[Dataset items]
##############################

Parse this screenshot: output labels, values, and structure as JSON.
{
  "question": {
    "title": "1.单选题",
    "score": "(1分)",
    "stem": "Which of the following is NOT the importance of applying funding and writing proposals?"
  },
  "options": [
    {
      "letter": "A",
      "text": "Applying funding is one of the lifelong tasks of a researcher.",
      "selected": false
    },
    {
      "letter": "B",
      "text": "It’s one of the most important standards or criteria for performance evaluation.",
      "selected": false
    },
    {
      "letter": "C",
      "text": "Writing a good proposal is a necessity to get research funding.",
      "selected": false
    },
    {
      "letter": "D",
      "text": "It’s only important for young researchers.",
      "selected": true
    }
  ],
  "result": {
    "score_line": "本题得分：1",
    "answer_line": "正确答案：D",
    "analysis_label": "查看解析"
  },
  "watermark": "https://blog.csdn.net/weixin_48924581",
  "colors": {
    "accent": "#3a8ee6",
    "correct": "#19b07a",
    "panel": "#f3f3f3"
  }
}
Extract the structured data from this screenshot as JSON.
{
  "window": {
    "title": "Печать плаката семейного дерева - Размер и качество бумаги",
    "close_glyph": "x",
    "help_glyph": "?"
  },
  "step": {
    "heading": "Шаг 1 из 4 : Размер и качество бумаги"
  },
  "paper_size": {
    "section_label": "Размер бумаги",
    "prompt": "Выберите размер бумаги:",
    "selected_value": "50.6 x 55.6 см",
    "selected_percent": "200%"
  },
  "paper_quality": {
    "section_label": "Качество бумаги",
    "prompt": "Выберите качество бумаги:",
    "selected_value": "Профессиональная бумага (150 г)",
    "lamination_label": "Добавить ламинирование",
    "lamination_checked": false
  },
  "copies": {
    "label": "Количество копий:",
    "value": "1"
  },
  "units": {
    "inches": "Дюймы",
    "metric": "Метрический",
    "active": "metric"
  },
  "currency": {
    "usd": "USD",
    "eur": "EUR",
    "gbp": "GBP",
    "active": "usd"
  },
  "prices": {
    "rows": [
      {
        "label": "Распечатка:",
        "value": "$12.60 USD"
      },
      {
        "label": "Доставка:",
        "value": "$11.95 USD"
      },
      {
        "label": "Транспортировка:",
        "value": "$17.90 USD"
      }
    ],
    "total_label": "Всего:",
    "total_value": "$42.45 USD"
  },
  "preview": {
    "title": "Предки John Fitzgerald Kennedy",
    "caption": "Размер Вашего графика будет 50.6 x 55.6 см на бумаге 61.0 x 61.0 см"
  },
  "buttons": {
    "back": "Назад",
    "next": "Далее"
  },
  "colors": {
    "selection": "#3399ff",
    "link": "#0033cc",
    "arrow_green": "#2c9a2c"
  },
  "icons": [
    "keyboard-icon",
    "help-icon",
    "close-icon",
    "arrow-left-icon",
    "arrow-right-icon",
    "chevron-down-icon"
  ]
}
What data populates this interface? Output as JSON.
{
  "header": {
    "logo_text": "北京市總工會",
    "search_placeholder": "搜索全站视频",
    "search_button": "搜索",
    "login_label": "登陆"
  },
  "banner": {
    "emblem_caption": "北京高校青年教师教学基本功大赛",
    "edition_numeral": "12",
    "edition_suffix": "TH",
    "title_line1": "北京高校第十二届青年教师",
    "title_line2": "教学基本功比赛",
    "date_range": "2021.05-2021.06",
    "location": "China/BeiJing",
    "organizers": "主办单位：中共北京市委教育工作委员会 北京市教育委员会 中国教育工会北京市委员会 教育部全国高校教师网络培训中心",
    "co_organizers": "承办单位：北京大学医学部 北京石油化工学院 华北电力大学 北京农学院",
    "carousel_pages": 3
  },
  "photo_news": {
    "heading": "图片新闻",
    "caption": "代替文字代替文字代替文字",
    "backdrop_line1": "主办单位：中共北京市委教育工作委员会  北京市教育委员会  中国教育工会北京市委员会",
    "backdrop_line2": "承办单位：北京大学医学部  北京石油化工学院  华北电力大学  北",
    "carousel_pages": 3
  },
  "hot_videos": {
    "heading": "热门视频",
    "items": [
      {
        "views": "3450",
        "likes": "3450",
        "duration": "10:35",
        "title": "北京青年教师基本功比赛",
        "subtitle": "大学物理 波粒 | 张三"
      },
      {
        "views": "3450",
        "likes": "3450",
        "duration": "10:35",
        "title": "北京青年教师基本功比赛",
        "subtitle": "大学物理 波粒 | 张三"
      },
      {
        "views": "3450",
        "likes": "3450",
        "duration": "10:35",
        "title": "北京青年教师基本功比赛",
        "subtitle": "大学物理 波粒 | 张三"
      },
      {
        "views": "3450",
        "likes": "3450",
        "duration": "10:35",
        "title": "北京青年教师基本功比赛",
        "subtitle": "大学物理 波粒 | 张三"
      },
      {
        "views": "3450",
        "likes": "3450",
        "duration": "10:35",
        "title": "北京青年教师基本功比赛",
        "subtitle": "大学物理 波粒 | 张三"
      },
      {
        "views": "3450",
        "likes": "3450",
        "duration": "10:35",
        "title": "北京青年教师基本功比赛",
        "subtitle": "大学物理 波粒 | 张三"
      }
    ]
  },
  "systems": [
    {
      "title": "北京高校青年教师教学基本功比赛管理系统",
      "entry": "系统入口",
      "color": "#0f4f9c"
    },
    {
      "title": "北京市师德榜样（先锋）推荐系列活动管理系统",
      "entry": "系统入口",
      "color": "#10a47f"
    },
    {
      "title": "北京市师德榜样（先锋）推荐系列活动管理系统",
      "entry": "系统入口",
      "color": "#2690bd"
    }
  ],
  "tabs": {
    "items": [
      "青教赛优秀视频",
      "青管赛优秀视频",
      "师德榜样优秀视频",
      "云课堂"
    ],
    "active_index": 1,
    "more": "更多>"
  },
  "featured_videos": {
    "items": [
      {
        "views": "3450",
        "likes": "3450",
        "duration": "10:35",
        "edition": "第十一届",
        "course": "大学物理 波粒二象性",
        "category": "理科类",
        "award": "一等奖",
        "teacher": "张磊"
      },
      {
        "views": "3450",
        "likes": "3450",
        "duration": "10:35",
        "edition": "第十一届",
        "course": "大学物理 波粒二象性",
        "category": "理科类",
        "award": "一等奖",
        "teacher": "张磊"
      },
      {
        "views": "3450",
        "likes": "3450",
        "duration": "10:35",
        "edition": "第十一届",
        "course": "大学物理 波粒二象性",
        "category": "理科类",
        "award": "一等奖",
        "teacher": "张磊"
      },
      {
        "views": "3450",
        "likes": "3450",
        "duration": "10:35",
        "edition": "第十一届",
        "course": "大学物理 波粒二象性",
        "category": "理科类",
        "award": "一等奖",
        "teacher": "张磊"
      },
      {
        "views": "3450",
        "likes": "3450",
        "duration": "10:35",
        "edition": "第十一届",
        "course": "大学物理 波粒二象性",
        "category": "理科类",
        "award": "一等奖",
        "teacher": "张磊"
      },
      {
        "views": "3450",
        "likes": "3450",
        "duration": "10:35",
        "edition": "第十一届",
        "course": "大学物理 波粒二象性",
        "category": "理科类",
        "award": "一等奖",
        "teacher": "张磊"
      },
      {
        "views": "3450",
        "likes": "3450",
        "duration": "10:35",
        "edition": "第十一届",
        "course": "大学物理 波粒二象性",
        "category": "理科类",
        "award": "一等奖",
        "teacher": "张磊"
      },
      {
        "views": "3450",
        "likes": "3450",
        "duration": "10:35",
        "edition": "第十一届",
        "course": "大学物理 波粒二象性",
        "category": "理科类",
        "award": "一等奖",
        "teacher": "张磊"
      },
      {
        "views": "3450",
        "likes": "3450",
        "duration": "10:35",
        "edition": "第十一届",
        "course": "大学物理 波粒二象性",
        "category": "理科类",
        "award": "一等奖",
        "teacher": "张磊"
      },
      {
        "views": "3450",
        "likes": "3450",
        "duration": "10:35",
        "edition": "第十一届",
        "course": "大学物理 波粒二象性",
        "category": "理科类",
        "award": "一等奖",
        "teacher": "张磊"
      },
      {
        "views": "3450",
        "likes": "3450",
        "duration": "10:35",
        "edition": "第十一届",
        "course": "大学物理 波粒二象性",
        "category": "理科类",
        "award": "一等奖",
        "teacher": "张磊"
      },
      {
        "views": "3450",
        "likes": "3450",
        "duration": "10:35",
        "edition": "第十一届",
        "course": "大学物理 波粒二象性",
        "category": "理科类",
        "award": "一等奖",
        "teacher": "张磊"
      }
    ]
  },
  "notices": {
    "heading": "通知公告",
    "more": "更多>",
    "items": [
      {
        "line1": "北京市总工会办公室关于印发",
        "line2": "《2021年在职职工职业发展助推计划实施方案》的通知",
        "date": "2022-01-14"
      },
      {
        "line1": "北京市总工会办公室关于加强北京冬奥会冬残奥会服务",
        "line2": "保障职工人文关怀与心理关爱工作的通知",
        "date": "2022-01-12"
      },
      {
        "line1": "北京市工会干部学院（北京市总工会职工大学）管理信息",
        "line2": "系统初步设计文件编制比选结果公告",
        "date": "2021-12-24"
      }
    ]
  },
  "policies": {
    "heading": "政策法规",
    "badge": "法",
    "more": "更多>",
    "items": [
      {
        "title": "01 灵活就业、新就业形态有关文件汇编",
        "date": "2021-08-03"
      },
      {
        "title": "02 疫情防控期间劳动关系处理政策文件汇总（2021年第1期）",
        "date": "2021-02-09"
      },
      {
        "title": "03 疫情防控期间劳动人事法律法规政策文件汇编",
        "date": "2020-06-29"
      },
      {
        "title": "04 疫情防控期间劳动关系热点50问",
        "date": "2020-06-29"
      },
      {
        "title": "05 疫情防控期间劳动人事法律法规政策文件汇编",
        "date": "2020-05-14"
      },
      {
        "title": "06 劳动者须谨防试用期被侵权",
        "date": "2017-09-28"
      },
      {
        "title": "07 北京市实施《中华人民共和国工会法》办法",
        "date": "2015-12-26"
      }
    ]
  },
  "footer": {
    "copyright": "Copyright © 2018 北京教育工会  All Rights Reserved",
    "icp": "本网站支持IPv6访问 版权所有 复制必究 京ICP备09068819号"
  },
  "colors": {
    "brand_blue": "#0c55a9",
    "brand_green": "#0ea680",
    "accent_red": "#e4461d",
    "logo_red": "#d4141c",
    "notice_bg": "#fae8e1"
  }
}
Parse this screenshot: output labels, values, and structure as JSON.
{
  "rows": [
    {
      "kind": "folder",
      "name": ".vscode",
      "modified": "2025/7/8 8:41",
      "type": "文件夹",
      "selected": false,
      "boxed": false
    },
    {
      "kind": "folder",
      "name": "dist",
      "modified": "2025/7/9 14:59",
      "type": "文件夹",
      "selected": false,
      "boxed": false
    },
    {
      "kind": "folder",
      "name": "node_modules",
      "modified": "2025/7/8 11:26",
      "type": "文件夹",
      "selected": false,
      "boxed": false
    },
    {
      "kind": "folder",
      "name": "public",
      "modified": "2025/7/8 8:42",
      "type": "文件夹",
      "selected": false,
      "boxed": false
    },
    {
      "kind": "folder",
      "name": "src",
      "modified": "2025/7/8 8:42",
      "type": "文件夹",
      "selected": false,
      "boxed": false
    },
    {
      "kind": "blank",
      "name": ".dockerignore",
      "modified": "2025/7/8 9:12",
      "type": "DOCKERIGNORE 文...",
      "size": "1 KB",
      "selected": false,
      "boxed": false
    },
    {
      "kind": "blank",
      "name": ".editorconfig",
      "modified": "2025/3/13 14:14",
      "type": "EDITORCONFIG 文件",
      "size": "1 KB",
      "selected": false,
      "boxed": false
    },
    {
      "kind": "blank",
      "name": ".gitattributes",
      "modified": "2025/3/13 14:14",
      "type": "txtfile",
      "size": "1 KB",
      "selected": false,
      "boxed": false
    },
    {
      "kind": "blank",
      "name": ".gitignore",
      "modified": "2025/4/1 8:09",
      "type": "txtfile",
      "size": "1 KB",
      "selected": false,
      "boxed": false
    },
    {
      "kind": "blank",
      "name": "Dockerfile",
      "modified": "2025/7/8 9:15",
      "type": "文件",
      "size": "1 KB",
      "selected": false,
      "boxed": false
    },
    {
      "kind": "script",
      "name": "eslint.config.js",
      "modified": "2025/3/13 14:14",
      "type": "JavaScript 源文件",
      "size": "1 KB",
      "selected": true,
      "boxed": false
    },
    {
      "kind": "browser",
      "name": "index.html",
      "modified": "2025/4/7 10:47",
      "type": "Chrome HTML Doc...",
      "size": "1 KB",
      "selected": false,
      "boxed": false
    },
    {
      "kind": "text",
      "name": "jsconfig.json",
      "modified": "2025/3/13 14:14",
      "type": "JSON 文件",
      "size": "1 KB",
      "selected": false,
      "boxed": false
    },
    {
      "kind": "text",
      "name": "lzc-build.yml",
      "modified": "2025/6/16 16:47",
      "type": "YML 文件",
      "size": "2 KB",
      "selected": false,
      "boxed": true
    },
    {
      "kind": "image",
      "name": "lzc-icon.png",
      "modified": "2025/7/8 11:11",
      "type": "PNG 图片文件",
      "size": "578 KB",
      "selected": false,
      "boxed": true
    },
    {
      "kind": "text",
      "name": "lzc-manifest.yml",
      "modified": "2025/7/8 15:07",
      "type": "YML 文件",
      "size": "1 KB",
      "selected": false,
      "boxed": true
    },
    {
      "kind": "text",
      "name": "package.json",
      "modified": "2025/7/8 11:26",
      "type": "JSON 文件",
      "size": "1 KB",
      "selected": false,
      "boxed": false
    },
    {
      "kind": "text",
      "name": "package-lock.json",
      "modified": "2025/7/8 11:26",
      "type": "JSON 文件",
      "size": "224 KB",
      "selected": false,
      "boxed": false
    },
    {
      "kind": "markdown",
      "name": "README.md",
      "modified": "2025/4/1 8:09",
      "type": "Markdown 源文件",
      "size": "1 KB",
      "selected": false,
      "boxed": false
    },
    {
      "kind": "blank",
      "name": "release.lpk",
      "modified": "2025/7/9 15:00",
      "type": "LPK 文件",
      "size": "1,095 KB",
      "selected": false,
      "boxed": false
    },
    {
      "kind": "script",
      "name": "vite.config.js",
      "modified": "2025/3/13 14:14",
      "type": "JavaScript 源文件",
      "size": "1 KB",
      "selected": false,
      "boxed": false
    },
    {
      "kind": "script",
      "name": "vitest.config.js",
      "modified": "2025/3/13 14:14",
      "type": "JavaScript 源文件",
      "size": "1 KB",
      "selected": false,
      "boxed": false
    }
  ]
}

##############################

= EXERCISE AIM =
Every line in the data above that contains "important" needs to be copied.

= REPLY TO THE TASK =
      "text": "It’s one of the most important standards or criteria for performance evaluation.",
      "text": "It’s only important for young researchers.",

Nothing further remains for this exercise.